Work instructions:
Copy out the entries word for word, starting with the first line and going on through the line that contains "tree-item-label: Gen Block 5", including both of those lines.

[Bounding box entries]
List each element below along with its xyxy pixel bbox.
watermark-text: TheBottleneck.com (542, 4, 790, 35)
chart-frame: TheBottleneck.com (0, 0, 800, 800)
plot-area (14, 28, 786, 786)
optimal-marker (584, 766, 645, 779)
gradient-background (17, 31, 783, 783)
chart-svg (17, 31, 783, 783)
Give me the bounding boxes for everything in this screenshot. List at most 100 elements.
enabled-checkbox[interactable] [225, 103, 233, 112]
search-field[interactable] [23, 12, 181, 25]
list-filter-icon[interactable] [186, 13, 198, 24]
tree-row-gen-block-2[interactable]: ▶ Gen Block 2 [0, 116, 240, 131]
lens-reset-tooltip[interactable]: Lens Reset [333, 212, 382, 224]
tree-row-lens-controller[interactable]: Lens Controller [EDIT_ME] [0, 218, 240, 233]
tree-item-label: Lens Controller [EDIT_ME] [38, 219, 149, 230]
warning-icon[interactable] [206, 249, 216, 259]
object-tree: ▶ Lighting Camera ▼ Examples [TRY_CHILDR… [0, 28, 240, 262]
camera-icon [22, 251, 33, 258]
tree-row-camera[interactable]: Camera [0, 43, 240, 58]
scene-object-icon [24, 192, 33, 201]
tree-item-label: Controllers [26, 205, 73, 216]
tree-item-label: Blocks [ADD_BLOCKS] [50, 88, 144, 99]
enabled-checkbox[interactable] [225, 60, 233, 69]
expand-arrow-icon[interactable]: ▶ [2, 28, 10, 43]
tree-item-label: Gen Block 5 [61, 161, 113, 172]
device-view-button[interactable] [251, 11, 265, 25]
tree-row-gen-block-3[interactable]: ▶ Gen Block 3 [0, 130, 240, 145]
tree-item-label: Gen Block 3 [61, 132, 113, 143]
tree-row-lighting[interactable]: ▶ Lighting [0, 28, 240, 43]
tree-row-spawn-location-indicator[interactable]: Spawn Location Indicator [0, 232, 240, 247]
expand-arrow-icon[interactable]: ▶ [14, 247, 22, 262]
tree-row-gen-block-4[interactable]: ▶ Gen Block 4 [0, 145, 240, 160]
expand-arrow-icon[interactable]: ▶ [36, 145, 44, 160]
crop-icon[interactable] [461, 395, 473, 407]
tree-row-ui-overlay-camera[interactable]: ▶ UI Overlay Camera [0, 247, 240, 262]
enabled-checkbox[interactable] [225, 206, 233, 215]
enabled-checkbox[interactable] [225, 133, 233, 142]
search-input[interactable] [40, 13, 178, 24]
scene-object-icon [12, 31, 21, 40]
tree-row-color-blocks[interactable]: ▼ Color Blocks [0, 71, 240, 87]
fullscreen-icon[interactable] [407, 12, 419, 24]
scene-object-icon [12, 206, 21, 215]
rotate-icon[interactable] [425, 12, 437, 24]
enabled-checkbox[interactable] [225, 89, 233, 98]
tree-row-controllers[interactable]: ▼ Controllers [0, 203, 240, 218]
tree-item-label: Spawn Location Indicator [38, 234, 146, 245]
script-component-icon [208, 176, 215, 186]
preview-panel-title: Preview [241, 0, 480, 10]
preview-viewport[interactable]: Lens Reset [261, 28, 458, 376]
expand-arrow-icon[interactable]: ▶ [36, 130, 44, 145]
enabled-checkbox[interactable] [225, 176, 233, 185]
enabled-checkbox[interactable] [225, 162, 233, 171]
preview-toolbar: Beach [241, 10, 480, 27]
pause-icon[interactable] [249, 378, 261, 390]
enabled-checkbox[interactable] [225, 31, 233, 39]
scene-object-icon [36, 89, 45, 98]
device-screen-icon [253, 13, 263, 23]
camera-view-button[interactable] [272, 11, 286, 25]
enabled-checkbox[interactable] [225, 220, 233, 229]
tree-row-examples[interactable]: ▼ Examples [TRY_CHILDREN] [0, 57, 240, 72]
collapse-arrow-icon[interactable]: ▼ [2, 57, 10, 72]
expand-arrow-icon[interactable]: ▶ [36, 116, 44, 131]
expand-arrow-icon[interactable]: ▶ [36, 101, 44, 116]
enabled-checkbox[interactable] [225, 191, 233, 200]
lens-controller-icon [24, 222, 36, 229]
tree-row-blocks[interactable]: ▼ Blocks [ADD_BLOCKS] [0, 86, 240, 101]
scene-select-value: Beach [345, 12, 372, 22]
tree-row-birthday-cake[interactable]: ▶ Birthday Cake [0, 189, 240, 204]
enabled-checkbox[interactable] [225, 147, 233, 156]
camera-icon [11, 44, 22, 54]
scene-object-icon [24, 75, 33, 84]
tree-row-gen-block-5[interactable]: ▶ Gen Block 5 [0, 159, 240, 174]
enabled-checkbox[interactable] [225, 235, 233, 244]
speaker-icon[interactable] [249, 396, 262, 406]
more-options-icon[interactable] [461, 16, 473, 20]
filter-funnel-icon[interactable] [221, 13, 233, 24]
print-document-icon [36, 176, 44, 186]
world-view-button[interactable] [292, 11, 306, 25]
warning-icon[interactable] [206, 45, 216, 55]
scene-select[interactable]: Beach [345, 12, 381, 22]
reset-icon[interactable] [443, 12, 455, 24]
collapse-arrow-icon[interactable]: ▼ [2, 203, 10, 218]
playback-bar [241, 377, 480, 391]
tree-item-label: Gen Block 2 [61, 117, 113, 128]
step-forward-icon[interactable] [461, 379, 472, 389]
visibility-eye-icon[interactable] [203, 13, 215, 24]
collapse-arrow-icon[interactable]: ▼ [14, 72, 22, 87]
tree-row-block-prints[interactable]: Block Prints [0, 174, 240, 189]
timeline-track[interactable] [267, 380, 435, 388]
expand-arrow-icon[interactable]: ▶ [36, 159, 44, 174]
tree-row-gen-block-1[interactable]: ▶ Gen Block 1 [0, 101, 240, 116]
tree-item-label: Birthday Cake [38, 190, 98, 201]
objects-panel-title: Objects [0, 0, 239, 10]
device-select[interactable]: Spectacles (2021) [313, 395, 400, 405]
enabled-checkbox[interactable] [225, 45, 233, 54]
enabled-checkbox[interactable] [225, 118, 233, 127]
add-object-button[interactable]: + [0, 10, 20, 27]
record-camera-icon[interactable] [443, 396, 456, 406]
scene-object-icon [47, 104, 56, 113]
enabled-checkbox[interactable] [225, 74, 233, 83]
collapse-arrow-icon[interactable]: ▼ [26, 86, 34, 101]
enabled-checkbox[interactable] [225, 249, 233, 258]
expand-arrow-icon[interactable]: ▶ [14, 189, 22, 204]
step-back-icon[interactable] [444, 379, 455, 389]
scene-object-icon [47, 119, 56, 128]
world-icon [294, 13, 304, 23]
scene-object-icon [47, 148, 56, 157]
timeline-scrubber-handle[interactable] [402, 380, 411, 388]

In response:
List each element below along with its xyxy pixel bbox.
watermark-text: TheBottleneck.com (542, 4, 790, 35)
chart-frame: TheBottleneck.com (0, 0, 800, 800)
plot-area (14, 28, 786, 786)
optimal-marker (584, 766, 645, 779)
gradient-background (17, 31, 783, 783)
chart-svg (17, 31, 783, 783)
Give me the bounding boxes for everything in this screenshot. List at most 100 elements.
enabled-checkbox[interactable] [225, 103, 233, 112]
search-field[interactable] [23, 12, 181, 25]
list-filter-icon[interactable] [186, 13, 198, 24]
tree-row-gen-block-2[interactable]: ▶ Gen Block 2 [0, 116, 240, 131]
lens-reset-tooltip[interactable]: Lens Reset [333, 212, 382, 224]
tree-row-lens-controller[interactable]: Lens Controller [EDIT_ME] [0, 218, 240, 233]
tree-item-label: Lens Controller [EDIT_ME] [38, 219, 149, 230]
warning-icon[interactable] [206, 249, 216, 259]
object-tree: ▶ Lighting Camera ▼ Examples [TRY_CHILDR… [0, 28, 240, 262]
camera-icon [22, 251, 33, 258]
tree-row-camera[interactable]: Camera [0, 43, 240, 58]
scene-object-icon [24, 192, 33, 201]
tree-item-label: Controllers [26, 205, 73, 216]
tree-item-label: Blocks [ADD_BLOCKS] [50, 88, 144, 99]
enabled-checkbox[interactable] [225, 60, 233, 69]
expand-arrow-icon[interactable]: ▶ [2, 28, 10, 43]
tree-item-label: Gen Block 5 [61, 161, 113, 172]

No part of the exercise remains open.